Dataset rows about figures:
○ ○ ○ ○ ○

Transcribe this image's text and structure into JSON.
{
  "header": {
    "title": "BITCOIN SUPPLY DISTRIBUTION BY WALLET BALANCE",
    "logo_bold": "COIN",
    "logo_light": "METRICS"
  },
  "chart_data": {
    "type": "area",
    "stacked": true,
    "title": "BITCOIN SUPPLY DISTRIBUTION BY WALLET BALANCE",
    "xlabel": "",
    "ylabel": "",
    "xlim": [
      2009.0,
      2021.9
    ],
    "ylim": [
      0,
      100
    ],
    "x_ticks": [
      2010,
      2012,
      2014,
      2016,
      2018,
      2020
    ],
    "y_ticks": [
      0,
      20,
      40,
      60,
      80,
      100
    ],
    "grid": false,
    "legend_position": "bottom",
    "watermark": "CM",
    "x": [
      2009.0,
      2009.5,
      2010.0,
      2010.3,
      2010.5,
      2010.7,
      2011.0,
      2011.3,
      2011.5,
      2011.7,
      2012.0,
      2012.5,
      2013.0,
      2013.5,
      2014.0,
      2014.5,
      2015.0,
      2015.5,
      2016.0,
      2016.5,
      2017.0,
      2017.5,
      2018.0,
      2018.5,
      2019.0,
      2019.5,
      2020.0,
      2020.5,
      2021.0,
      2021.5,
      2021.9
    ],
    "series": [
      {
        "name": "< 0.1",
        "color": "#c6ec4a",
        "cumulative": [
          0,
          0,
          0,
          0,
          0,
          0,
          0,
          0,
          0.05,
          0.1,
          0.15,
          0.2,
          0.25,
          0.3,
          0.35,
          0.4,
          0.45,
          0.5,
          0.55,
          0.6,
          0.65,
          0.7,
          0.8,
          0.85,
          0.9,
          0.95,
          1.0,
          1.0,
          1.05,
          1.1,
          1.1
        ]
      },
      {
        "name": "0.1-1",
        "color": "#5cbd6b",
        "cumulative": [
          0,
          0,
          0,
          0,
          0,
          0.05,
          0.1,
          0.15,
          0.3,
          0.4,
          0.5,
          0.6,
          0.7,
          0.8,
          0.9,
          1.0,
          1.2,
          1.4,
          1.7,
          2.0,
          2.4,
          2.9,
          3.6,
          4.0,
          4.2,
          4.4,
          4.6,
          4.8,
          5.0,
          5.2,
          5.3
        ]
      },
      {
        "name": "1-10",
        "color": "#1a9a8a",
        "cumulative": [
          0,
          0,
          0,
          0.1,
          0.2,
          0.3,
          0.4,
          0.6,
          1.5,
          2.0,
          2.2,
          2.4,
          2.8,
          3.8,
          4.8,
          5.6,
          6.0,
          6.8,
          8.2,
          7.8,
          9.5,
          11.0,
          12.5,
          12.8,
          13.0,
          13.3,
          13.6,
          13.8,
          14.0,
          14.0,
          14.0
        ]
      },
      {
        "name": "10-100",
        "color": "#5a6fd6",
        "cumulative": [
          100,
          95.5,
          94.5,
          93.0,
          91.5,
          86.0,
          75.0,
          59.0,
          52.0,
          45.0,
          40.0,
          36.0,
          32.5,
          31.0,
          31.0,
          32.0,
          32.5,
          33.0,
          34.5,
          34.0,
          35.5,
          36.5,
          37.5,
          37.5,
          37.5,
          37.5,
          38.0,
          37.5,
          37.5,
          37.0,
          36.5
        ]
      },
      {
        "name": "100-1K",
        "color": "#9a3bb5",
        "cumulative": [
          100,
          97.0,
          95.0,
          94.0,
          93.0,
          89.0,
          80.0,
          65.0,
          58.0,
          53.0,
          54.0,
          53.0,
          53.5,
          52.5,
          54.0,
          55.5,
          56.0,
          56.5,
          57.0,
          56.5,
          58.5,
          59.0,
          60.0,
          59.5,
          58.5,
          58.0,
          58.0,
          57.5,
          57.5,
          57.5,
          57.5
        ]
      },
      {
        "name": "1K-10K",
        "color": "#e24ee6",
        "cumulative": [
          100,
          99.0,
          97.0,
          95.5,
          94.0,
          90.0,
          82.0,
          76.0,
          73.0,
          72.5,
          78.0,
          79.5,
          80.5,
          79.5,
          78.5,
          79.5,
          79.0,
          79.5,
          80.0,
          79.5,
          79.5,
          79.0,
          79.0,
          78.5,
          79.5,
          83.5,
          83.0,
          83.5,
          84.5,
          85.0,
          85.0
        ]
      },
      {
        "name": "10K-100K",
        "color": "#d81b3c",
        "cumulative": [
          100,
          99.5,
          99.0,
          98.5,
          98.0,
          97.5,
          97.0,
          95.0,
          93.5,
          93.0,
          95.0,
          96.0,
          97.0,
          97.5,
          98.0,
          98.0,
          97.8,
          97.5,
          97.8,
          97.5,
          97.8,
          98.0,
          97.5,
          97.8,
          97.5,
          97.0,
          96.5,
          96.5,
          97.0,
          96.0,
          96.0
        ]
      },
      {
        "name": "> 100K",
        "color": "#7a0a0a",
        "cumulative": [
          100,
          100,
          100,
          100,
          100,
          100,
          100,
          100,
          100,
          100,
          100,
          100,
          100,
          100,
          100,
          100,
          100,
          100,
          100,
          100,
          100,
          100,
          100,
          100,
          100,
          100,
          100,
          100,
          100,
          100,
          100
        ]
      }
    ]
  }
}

○ ○ ○ ○ ○

Repeat the entries exactly, all of them.

— ANSWER FOR THE TASK —
Transcribe this image's text and structure into JSON.
{
  "header": {
    "title": "BITCOIN SUPPLY DISTRIBUTION BY WALLET BALANCE",
    "logo_bold": "COIN",
    "logo_light": "METRICS"
  },
  "chart_data": {
    "type": "area",
    "stacked": true,
    "title": "BITCOIN SUPPLY DISTRIBUTION BY WALLET BALANCE",
    "xlabel": "",
    "ylabel": "",
    "xlim": [
      2009.0,
      2021.9
    ],
    "ylim": [
      0,
      100
    ],
    "x_ticks": [
      2010,
      2012,
      2014,
      2016,
      2018,
      2020
    ],
    "y_ticks": [
      0,
      20,
      40,
      60,
      80,
      100
    ],
    "grid": false,
    "legend_position": "bottom",
    "watermark": "CM",
    "x": [
      2009.0,
      2009.5,
      2010.0,
      2010.3,
      2010.5,
      2010.7,
      2011.0,
      2011.3,
      2011.5,
      2011.7,
      2012.0,
      2012.5,
      2013.0,
      2013.5,
      2014.0,
      2014.5,
      2015.0,
      2015.5,
      2016.0,
      2016.5,
      2017.0,
      2017.5,
      2018.0,
      2018.5,
      2019.0,
      2019.5,
      2020.0,
      2020.5,
      2021.0,
      2021.5,
      2021.9
    ],
    "series": [
      {
        "name": "< 0.1",
        "color": "#c6ec4a",
        "cumulative": [
          0,
          0,
          0,
          0,
          0,
          0,
          0,
          0,
          0.05,
          0.1,
          0.15,
          0.2,
          0.25,
          0.3,
          0.35,
          0.4,
          0.45,
          0.5,
          0.55,
          0.6,
          0.65,
          0.7,
          0.8,
          0.85,
          0.9,
          0.95,
          1.0,
          1.0,
          1.05,
          1.1,
          1.1
        ]
      },
      {
        "name": "0.1-1",
        "color": "#5cbd6b",
        "cumulative": [
          0,
          0,
          0,
          0,
          0,
          0.05,
          0.1,
          0.15,
          0.3,
          0.4,
          0.5,
          0.6,
          0.7,
          0.8,
          0.9,
          1.0,
          1.2,
          1.4,
          1.7,
          2.0,
          2.4,
          2.9,
          3.6,
          4.0,
          4.2,
          4.4,
          4.6,
          4.8,
          5.0,
          5.2,
          5.3
        ]
      },
      {
        "name": "1-10",
        "color": "#1a9a8a",
        "cumulative": [
          0,
          0,
          0,
          0.1,
          0.2,
          0.3,
          0.4,
          0.6,
          1.5,
          2.0,
          2.2,
          2.4,
          2.8,
          3.8,
          4.8,
          5.6,
          6.0,
          6.8,
          8.2,
          7.8,
          9.5,
          11.0,
          12.5,
          12.8,
          13.0,
          13.3,
          13.6,
          13.8,
          14.0,
          14.0,
          14.0
        ]
      },
      {
        "name": "10-100",
        "color": "#5a6fd6",
        "cumulative": [
          100,
          95.5,
          94.5,
          93.0,
          91.5,
          86.0,
          75.0,
          59.0,
          52.0,
          45.0,
          40.0,
          36.0,
          32.5,
          31.0,
          31.0,
          32.0,
          32.5,
          33.0,
          34.5,
          34.0,
          35.5,
          36.5,
          37.5,
          37.5,
          37.5,
          37.5,
          38.0,
          37.5,
          37.5,
          37.0,
          36.5
        ]
      },
      {
        "name": "100-1K",
        "color": "#9a3bb5",
        "cumulative": [
          100,
          97.0,
          95.0,
          94.0,
          93.0,
          89.0,
          80.0,
          65.0,
          58.0,
          53.0,
          54.0,
          53.0,
          53.5,
          52.5,
          54.0,
          55.5,
          56.0,
          56.5,
          57.0,
          56.5,
          58.5,
          59.0,
          60.0,
          59.5,
          58.5,
          58.0,
          58.0,
          57.5,
          57.5,
          57.5,
          57.5
        ]
      },
      {
        "name": "1K-10K",
        "color": "#e24ee6",
        "cumulative": [
          100,
          99.0,
          97.0,
          95.5,
          94.0,
          90.0,
          82.0,
          76.0,
          73.0,
          72.5,
          78.0,
          79.5,
          80.5,
          79.5,
          78.5,
          79.5,
          79.0,
          79.5,
          80.0,
          79.5,
          79.5,
          79.0,
          79.0,
          78.5,
          79.5,
          83.5,
          83.0,
          83.5,
          84.5,
          85.0,
          85.0
        ]
      },
      {
        "name": "10K-100K",
        "color": "#d81b3c",
        "cumulative": [
          100,
          99.5,
          99.0,
          98.5,
          98.0,
          97.5,
          97.0,
          95.0,
          93.5,
          93.0,
          95.0,
          96.0,
          97.0,
          97.5,
          98.0,
          98.0,
          97.8,
          97.5,
          97.8,
          97.5,
          97.8,
          98.0,
          97.5,
          97.8,
          97.5,
          97.0,
          96.5,
          96.5,
          97.0,
          96.0,
          96.0
        ]
      },
      {
        "name": "> 100K",
        "color": "#7a0a0a",
        "cumulative": [
          100,
          100,
          100,
          100,
          100,
          100,
          100,
          100,
          100,
          100,
          100,
          100,
          100,
          100,
          100,
          100,
          100,
          100,
          100,
          100,
          100,
          100,
          100,
          100,
          100,
          100,
          100,
          100,
          100,
          100,
          100
        ]
      }
    ]
  }
}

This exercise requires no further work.